** begin **
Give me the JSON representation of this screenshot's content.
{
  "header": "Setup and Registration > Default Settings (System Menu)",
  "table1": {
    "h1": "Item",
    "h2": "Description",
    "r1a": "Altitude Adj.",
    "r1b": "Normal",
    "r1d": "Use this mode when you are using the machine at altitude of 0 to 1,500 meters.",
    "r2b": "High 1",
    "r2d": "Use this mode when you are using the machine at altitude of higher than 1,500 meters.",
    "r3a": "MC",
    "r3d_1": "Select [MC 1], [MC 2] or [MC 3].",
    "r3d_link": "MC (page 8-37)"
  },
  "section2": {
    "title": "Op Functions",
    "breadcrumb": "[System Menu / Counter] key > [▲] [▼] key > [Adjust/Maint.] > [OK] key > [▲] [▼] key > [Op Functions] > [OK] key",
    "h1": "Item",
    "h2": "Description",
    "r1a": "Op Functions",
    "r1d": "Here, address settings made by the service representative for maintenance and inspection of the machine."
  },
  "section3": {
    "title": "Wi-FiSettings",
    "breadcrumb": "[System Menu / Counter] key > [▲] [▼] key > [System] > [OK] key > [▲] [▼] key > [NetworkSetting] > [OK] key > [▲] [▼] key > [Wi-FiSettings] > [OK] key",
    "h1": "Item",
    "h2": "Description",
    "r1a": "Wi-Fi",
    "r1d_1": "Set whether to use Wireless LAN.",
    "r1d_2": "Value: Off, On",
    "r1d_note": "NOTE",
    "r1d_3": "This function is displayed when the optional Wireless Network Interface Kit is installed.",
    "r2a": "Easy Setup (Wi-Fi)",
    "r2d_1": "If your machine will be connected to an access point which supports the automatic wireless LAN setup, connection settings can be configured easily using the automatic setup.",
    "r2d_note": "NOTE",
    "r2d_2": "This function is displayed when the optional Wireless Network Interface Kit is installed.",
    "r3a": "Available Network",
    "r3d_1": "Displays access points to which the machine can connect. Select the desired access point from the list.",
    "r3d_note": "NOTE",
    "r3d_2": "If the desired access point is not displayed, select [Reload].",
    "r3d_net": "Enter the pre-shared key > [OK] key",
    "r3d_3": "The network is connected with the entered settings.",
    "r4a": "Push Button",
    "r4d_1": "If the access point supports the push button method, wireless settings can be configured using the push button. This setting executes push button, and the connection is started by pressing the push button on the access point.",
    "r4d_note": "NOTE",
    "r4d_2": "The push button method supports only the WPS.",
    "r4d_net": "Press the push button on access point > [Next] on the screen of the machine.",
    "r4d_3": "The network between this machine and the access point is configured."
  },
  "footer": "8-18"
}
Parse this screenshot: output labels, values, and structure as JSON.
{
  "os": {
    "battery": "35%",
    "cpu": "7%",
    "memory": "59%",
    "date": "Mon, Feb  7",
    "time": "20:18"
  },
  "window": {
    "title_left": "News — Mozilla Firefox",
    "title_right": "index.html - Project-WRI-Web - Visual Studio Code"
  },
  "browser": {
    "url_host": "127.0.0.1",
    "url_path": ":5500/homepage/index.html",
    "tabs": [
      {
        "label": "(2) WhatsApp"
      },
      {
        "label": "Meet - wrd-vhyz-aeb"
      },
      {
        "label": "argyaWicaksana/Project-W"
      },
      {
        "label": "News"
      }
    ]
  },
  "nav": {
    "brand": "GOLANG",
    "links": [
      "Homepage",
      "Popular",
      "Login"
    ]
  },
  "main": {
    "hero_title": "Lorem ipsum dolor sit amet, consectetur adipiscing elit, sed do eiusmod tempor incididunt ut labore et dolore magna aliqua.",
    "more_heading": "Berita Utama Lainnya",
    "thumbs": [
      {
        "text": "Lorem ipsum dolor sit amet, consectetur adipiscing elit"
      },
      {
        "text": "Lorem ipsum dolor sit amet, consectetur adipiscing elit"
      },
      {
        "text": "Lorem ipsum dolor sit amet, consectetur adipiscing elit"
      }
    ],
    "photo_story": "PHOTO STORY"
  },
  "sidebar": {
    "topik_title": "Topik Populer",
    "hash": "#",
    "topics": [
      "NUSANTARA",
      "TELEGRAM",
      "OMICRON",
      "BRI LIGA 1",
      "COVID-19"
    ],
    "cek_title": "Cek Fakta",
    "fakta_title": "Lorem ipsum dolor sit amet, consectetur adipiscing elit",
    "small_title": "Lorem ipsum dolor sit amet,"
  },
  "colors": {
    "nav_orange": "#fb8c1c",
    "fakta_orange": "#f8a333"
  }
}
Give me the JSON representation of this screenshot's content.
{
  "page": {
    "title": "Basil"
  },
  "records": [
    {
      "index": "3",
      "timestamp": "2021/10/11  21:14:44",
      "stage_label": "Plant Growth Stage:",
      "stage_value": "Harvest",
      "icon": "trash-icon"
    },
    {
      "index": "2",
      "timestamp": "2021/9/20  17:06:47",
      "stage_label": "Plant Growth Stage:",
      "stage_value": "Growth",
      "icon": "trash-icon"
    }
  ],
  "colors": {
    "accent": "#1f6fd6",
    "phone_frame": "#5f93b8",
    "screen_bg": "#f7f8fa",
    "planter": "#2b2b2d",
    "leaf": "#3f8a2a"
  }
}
** end **
Reproduce the full listing exactly.

Worked answer
Give me the JSON representation of this screenshot's content.
{
  "header": "Setup and Registration > Default Settings (System Menu)",
  "table1": {
    "h1": "Item",
    "h2": "Description",
    "r1a": "Altitude Adj.",
    "r1b": "Normal",
    "r1d": "Use this mode when you are using the machine at altitude of 0 to 1,500 meters.",
    "r2b": "High 1",
    "r2d": "Use this mode when you are using the machine at altitude of higher than 1,500 meters.",
    "r3a": "MC",
    "r3d_1": "Select [MC 1], [MC 2] or [MC 3].",
    "r3d_link": "MC (page 8-37)"
  },
  "section2": {
    "title": "Op Functions",
    "breadcrumb": "[System Menu / Counter] key > [▲] [▼] key > [Adjust/Maint.] > [OK] key > [▲] [▼] key > [Op Functions] > [OK] key",
    "h1": "Item",
    "h2": "Description",
    "r1a": "Op Functions",
    "r1d": "Here, address settings made by the service representative for maintenance and inspection of the machine."
  },
  "section3": {
    "title": "Wi-FiSettings",
    "breadcrumb": "[System Menu / Counter] key > [▲] [▼] key > [System] > [OK] key > [▲] [▼] key > [NetworkSetting] > [OK] key > [▲] [▼] key > [Wi-FiSettings] > [OK] key",
    "h1": "Item",
    "h2": "Description",
    "r1a": "Wi-Fi",
    "r1d_1": "Set whether to use Wireless LAN.",
    "r1d_2": "Value: Off, On",
    "r1d_note": "NOTE",
    "r1d_3": "This function is displayed when the optional Wireless Network Interface Kit is installed.",
    "r2a": "Easy Setup (Wi-Fi)",
    "r2d_1": "If your machine will be connected to an access point which supports the automatic wireless LAN setup, connection settings can be configured easily using the automatic setup.",
    "r2d_note": "NOTE",
    "r2d_2": "This function is displayed when the optional Wireless Network Interface Kit is installed.",
    "r3a": "Available Network",
    "r3d_1": "Displays access points to which the machine can connect. Select the desired access point from the list.",
    "r3d_note": "NOTE",
    "r3d_2": "If the desired access point is not displayed, select [Reload].",
    "r3d_net": "Enter the pre-shared key > [OK] key",
    "r3d_3": "The network is connected with the entered settings.",
    "r4a": "Push Button",
    "r4d_1": "If the access point supports the push button method, wireless settings can be configured using the push button. This setting executes push button, and the connection is started by pressing the push button on the access point.",
    "r4d_note": "NOTE",
    "r4d_2": "The push button method supports only the WPS.",
    "r4d_net": "Press the push button on access point > [Next] on the screen of the machine.",
    "r4d_3": "The network between this machine and the access point is configured."
  },
  "footer": "8-18"
}
Parse this screenshot: output labels, values, and structure as JSON.
{
  "os": {
    "battery": "35%",
    "cpu": "7%",
    "memory": "59%",
    "date": "Mon, Feb  7",
    "time": "20:18"
  },
  "window": {
    "title_left": "News — Mozilla Firefox",
    "title_right": "index.html - Project-WRI-Web - Visual Studio Code"
  },
  "browser": {
    "url_host": "127.0.0.1",
    "url_path": ":5500/homepage/index.html",
    "tabs": [
      {
        "label": "(2) WhatsApp"
      },
      {
        "label": "Meet - wrd-vhyz-aeb"
      },
      {
        "label": "argyaWicaksana/Project-W"
      },
      {
        "label": "News"
      }
    ]
  },
  "nav": {
    "brand": "GOLANG",
    "links": [
      "Homepage",
      "Popular",
      "Login"
    ]
  },
  "main": {
    "hero_title": "Lorem ipsum dolor sit amet, consectetur adipiscing elit, sed do eiusmod tempor incididunt ut labore et dolore magna aliqua.",
    "more_heading": "Berita Utama Lainnya",
    "thumbs": [
      {
        "text": "Lorem ipsum dolor sit amet, consectetur adipiscing elit"
      },
      {
        "text": "Lorem ipsum dolor sit amet, consectetur adipiscing elit"
      },
      {
        "text": "Lorem ipsum dolor sit amet, consectetur adipiscing elit"
      }
    ],
    "photo_story": "PHOTO STORY"
  },
  "sidebar": {
    "topik_title": "Topik Populer",
    "hash": "#",
    "topics": [
      "NUSANTARA",
      "TELEGRAM",
      "OMICRON",
      "BRI LIGA 1",
      "COVID-19"
    ],
    "cek_title": "Cek Fakta",
    "fakta_title": "Lorem ipsum dolor sit amet, consectetur adipiscing elit",
    "small_title": "Lorem ipsum dolor sit amet,"
  },
  "colors": {
    "nav_orange": "#fb8c1c",
    "fakta_orange": "#f8a333"
  }
}
Give me the JSON representation of this screenshot's content.
{
  "page": {
    "title": "Basil"
  },
  "records": [
    {
      "index": "3",
      "timestamp": "2021/10/11  21:14:44",
      "stage_label": "Plant Growth Stage:",
      "stage_value": "Harvest",
      "icon": "trash-icon"
    },
    {
      "index": "2",
      "timestamp": "2021/9/20  17:06:47",
      "stage_label": "Plant Growth Stage:",
      "stage_value": "Growth",
      "icon": "trash-icon"
    }
  ],
  "colors": {
    "accent": "#1f6fd6",
    "phone_frame": "#5f93b8",
    "screen_bg": "#f7f8fa",
    "planter": "#2b2b2d",
    "leaf": "#3f8a2a"
  }
}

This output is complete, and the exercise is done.